→ **Extracted material**:

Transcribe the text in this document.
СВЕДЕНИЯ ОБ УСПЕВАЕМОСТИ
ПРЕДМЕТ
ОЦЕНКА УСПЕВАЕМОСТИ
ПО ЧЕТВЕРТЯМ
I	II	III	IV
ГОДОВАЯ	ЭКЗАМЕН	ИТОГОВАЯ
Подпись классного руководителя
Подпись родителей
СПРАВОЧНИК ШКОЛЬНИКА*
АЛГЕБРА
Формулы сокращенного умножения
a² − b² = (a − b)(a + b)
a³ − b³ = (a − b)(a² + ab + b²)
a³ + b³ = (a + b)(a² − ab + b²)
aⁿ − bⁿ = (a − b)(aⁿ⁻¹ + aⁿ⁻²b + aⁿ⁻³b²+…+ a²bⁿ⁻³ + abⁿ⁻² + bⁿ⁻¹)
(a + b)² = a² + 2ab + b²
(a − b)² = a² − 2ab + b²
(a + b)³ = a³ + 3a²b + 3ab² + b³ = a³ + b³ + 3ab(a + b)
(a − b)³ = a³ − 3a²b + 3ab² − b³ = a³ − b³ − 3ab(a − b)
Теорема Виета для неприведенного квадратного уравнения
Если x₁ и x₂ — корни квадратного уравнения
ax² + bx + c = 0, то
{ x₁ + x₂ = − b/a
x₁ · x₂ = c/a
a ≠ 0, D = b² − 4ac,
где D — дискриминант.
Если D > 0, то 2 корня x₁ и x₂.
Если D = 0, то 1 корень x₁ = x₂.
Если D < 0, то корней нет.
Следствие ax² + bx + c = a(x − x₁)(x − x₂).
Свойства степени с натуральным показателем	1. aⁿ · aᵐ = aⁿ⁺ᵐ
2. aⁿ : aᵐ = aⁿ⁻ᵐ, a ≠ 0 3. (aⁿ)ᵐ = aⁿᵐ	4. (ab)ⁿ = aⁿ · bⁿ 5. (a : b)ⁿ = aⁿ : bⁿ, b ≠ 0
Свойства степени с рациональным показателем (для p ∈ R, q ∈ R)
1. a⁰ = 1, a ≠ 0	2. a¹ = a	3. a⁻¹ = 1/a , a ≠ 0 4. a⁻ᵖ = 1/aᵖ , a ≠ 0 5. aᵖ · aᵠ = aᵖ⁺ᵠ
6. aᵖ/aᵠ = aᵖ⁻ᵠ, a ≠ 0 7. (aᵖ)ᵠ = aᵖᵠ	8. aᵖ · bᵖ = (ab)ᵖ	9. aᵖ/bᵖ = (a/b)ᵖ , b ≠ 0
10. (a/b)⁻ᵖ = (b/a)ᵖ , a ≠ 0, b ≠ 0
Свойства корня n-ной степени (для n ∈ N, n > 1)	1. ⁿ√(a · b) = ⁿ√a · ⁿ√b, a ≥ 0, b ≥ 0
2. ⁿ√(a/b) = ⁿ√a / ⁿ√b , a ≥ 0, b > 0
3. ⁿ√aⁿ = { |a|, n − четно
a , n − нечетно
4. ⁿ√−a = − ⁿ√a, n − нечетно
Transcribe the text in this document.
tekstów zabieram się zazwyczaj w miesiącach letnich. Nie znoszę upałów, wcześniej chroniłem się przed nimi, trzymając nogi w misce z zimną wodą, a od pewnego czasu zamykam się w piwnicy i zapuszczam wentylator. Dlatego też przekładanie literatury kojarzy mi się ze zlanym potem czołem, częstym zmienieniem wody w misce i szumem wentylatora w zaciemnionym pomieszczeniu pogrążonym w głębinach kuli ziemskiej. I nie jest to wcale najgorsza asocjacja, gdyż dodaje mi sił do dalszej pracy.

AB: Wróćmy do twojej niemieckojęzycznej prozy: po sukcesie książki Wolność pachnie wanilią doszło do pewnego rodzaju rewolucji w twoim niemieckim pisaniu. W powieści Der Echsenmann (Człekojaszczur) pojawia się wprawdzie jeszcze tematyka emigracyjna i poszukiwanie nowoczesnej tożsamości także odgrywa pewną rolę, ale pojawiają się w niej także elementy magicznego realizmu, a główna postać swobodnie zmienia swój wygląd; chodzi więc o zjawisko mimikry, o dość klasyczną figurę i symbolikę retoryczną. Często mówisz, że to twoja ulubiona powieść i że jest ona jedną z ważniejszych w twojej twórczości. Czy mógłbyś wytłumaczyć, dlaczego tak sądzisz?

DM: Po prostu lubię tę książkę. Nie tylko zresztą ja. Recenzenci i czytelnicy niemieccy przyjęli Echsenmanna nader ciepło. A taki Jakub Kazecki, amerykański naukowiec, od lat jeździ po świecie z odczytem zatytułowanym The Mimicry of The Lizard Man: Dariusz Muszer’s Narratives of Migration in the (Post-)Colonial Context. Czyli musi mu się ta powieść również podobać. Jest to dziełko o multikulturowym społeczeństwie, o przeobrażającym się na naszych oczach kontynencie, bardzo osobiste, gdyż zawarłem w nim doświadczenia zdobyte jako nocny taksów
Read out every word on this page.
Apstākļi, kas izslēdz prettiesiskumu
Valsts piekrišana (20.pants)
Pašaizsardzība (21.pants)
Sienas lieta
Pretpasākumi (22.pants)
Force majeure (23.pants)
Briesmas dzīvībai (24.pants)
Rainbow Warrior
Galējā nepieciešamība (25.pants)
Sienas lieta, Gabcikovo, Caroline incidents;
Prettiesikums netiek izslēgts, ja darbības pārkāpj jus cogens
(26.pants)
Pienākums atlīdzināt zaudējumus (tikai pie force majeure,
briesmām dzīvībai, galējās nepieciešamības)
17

→ **Task goal**:
Transcribe all entries exactly as they are given.

→ **Task response**:
Transcribe the text in this document.
СВЕДЕНИЯ ОБ УСПЕВАЕМОСТИ
ПРЕДМЕТ
ОЦЕНКА УСПЕВАЕМОСТИ
ПО ЧЕТВЕРТЯМ
I	II	III	IV
ГОДОВАЯ	ЭКЗАМЕН	ИТОГОВАЯ
Подпись классного руководителя
Подпись родителей
СПРАВОЧНИК ШКОЛЬНИКА*
АЛГЕБРА
Формулы сокращенного умножения
a² − b² = (a − b)(a + b)
a³ − b³ = (a − b)(a² + ab + b²)
a³ + b³ = (a + b)(a² − ab + b²)
aⁿ − bⁿ = (a − b)(aⁿ⁻¹ + aⁿ⁻²b + aⁿ⁻³b²+…+ a²bⁿ⁻³ + abⁿ⁻² + bⁿ⁻¹)
(a + b)² = a² + 2ab + b²
(a − b)² = a² − 2ab + b²
(a + b)³ = a³ + 3a²b + 3ab² + b³ = a³ + b³ + 3ab(a + b)
(a − b)³ = a³ − 3a²b + 3ab² − b³ = a³ − b³ − 3ab(a − b)
Теорема Виета для неприведенного квадратного уравнения
Если x₁ и x₂ — корни квадратного уравнения
ax² + bx + c = 0, то
{ x₁ + x₂ = − b/a
x₁ · x₂ = c/a
a ≠ 0, D = b² − 4ac,
где D — дискриминант.
Если D > 0, то 2 корня x₁ и x₂.
Если D = 0, то 1 корень x₁ = x₂.
Если D < 0, то корней нет.
Следствие ax² + bx + c = a(x − x₁)(x − x₂).
Свойства степени с натуральным показателем	1. aⁿ · aᵐ = aⁿ⁺ᵐ
2. aⁿ : aᵐ = aⁿ⁻ᵐ, a ≠ 0 3. (aⁿ)ᵐ = aⁿᵐ	4. (ab)ⁿ = aⁿ · bⁿ 5. (a : b)ⁿ = aⁿ : bⁿ, b ≠ 0
Свойства степени с рациональным показателем (для p ∈ R, q ∈ R)
1. a⁰ = 1, a ≠ 0	2. a¹ = a	3. a⁻¹ = 1/a , a ≠ 0 4. a⁻ᵖ = 1/aᵖ , a ≠ 0 5. aᵖ · aᵠ = aᵖ⁺ᵠ
6. aᵖ/aᵠ = aᵖ⁻ᵠ, a ≠ 0 7. (aᵖ)ᵠ = aᵖᵠ	8. aᵖ · bᵖ = (ab)ᵖ	9. aᵖ/bᵖ = (a/b)ᵖ , b ≠ 0
10. (a/b)⁻ᵖ = (b/a)ᵖ , a ≠ 0, b ≠ 0
Свойства корня n-ной степени (для n ∈ N, n > 1)	1. ⁿ√(a · b) = ⁿ√a · ⁿ√b, a ≥ 0, b ≥ 0
2. ⁿ√(a/b) = ⁿ√a / ⁿ√b , a ≥ 0, b > 0
3. ⁿ√aⁿ = { |a|, n − четно
a , n − нечетно
4. ⁿ√−a = − ⁿ√a, n − нечетно
Transcribe the text in this document.
tekstów zabieram się zazwyczaj w miesiącach letnich. Nie znoszę upałów, wcześniej chroniłem się przed nimi, trzymając nogi w misce z zimną wodą, a od pewnego czasu zamykam się w piwnicy i zapuszczam wentylator. Dlatego też przekładanie literatury kojarzy mi się ze zlanym potem czołem, częstym zmienieniem wody w misce i szumem wentylatora w zaciemnionym pomieszczeniu pogrążonym w głębinach kuli ziemskiej. I nie jest to wcale najgorsza asocjacja, gdyż dodaje mi sił do dalszej pracy.

AB: Wróćmy do twojej niemieckojęzycznej prozy: po sukcesie książki Wolność pachnie wanilią doszło do pewnego rodzaju rewolucji w twoim niemieckim pisaniu. W powieści Der Echsenmann (Człekojaszczur) pojawia się wprawdzie jeszcze tematyka emigracyjna i poszukiwanie nowoczesnej tożsamości także odgrywa pewną rolę, ale pojawiają się w niej także elementy magicznego realizmu, a główna postać swobodnie zmienia swój wygląd; chodzi więc o zjawisko mimikry, o dość klasyczną figurę i symbolikę retoryczną. Często mówisz, że to twoja ulubiona powieść i że jest ona jedną z ważniejszych w twojej twórczości. Czy mógłbyś wytłumaczyć, dlaczego tak sądzisz?

DM: Po prostu lubię tę książkę. Nie tylko zresztą ja. Recenzenci i czytelnicy niemieccy przyjęli Echsenmanna nader ciepło. A taki Jakub Kazecki, amerykański naukowiec, od lat jeździ po świecie z odczytem zatytułowanym The Mimicry of The Lizard Man: Dariusz Muszer’s Narratives of Migration in the (Post-)Colonial Context. Czyli musi mu się ta powieść również podobać. Jest to dziełko o multikulturowym społeczeństwie, o przeobrażającym się na naszych oczach kontynencie, bardzo osobiste, gdyż zawarłem w nim doświadczenia zdobyte jako nocny taksów
Read out every word on this page.
Apstākļi, kas izslēdz prettiesiskumu
Valsts piekrišana (20.pants)
Pašaizsardzība (21.pants)
Sienas lieta
Pretpasākumi (22.pants)
Force majeure (23.pants)
Briesmas dzīvībai (24.pants)
Rainbow Warrior
Galējā nepieciešamība (25.pants)
Sienas lieta, Gabcikovo, Caroline incidents;
Prettiesikums netiek izslēgts, ja darbības pārkāpj jus cogens
(26.pants)
Pienākums atlīdzināt zaudējumus (tikai pie force majeure,
briesmām dzīvībai, galējās nepieciešamības)
17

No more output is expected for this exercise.